## [WHAT IS NEEDED]
All of the data must be printed exactly; please include every line.

## [DATASET ROWS]
________________________

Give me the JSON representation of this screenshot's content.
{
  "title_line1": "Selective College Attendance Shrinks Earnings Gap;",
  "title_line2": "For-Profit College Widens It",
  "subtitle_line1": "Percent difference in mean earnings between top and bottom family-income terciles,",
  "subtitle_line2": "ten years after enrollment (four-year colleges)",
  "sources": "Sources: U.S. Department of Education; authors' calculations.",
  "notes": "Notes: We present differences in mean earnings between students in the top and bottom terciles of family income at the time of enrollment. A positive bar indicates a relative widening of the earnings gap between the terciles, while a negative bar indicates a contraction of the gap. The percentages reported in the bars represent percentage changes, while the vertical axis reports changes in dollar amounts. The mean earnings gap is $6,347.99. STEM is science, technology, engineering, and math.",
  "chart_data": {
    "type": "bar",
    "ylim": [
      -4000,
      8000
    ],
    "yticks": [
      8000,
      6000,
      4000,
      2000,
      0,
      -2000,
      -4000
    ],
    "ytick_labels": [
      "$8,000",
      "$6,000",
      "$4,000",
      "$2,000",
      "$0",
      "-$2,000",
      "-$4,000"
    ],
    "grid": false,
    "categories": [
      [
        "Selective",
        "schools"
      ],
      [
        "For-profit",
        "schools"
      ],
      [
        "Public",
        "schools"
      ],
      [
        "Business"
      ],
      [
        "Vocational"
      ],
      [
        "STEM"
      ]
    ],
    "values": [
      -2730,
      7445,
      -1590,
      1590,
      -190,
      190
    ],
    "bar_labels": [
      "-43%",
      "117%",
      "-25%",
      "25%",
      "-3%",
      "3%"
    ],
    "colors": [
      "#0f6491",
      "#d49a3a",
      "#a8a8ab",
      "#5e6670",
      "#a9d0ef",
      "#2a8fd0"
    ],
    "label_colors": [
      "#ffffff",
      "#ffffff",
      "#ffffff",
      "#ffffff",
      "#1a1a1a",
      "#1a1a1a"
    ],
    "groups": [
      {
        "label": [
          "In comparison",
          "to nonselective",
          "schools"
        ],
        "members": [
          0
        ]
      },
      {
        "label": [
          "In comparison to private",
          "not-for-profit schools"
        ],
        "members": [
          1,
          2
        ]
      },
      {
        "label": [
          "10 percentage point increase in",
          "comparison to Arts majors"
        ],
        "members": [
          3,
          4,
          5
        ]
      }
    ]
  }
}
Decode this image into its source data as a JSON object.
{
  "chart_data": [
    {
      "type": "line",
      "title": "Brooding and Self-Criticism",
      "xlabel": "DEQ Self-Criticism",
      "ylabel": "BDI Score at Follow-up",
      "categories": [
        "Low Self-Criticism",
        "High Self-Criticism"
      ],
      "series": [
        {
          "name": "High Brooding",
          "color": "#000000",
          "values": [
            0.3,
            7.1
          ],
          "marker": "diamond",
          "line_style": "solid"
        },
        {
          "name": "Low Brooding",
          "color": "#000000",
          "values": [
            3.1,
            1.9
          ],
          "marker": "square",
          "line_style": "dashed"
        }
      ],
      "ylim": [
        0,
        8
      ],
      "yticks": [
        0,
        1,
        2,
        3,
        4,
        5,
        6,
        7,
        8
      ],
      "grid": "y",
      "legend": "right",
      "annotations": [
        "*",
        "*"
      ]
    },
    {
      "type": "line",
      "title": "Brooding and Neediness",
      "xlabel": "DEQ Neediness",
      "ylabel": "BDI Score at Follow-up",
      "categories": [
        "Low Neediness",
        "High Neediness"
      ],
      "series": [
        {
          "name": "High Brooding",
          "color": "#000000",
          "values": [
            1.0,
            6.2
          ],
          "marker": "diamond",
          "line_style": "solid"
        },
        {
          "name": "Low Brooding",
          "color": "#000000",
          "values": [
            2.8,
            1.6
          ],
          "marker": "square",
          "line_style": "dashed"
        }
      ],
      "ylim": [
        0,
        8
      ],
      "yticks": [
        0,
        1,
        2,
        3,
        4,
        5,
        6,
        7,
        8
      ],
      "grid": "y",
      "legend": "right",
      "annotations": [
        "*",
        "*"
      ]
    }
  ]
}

________________________

## [EXERCISE ANSWER]
Give me the JSON representation of this screenshot's content.
{
  "title_line1": "Selective College Attendance Shrinks Earnings Gap;",
  "title_line2": "For-Profit College Widens It",
  "subtitle_line1": "Percent difference in mean earnings between top and bottom family-income terciles,",
  "subtitle_line2": "ten years after enrollment (four-year colleges)",
  "sources": "Sources: U.S. Department of Education; authors' calculations.",
  "notes": "Notes: We present differences in mean earnings between students in the top and bottom terciles of family income at the time of enrollment. A positive bar indicates a relative widening of the earnings gap between the terciles, while a negative bar indicates a contraction of the gap. The percentages reported in the bars represent percentage changes, while the vertical axis reports changes in dollar amounts. The mean earnings gap is $6,347.99. STEM is science, technology, engineering, and math.",
  "chart_data": {
    "type": "bar",
    "ylim": [
      -4000,
      8000
    ],
    "yticks": [
      8000,
      6000,
      4000,
      2000,
      0,
      -2000,
      -4000
    ],
    "ytick_labels": [
      "$8,000",
      "$6,000",
      "$4,000",
      "$2,000",
      "$0",
      "-$2,000",
      "-$4,000"
    ],
    "grid": false,
    "categories": [
      [
        "Selective",
        "schools"
      ],
      [
        "For-profit",
        "schools"
      ],
      [
        "Public",
        "schools"
      ],
      [
        "Business"
      ],
      [
        "Vocational"
      ],
      [
        "STEM"
      ]
    ],
    "values": [
      -2730,
      7445,
      -1590,
      1590,
      -190,
      190
    ],
    "bar_labels": [
      "-43%",
      "117%",
      "-25%",
      "25%",
      "-3%",
      "3%"
    ],
    "colors": [
      "#0f6491",
      "#d49a3a",
      "#a8a8ab",
      "#5e6670",
      "#a9d0ef",
      "#2a8fd0"
    ],
    "label_colors": [
      "#ffffff",
      "#ffffff",
      "#ffffff",
      "#ffffff",
      "#1a1a1a",
      "#1a1a1a"
    ],
    "groups": [
      {
        "label": [
          "In comparison",
          "to nonselective",
          "schools"
        ],
        "members": [
          0
        ]
      },
      {
        "label": [
          "In comparison to private",
          "not-for-profit schools"
        ],
        "members": [
          1,
          2
        ]
      },
      {
        "label": [
          "10 percentage point increase in",
          "comparison to Arts majors"
        ],
        "members": [
          3,
          4,
          5
        ]
      }
    ]
  }
}
Decode this image into its source data as a JSON object.
{
  "chart_data": [
    {
      "type": "line",
      "title": "Brooding and Self-Criticism",
      "xlabel": "DEQ Self-Criticism",
      "ylabel": "BDI Score at Follow-up",
      "categories": [
        "Low Self-Criticism",
        "High Self-Criticism"
      ],
      "series": [
        {
          "name": "High Brooding",
          "color": "#000000",
          "values": [
            0.3,
            7.1
          ],
          "marker": "diamond",
          "line_style": "solid"
        },
        {
          "name": "Low Brooding",
          "color": "#000000",
          "values": [
            3.1,
            1.9
          ],
          "marker": "square",
          "line_style": "dashed"
        }
      ],
      "ylim": [
        0,
        8
      ],
      "yticks": [
        0,
        1,
        2,
        3,
        4,
        5,
        6,
        7,
        8
      ],
      "grid": "y",
      "legend": "right",
      "annotations": [
        "*",
        "*"
      ]
    },
    {
      "type": "line",
      "title": "Brooding and Neediness",
      "xlabel": "DEQ Neediness",
      "ylabel": "BDI Score at Follow-up",
      "categories": [
        "Low Neediness",
        "High Neediness"
      ],
      "series": [
        {
          "name": "High Brooding",
          "color": "#000000",
          "values": [
            1.0,
            6.2
          ],
          "marker": "diamond",
          "line_style": "solid"
        },
        {
          "name": "Low Brooding",
          "color": "#000000",
          "values": [
            2.8,
            1.6
          ],
          "marker": "square",
          "line_style": "dashed"
        }
      ],
      "ylim": [
        0,
        8
      ],
      "yticks": [
        0,
        1,
        2,
        3,
        4,
        5,
        6,
        7,
        8
      ],
      "grid": "y",
      "legend": "right",
      "annotations": [
        "*",
        "*"
      ]
    }
  ]
}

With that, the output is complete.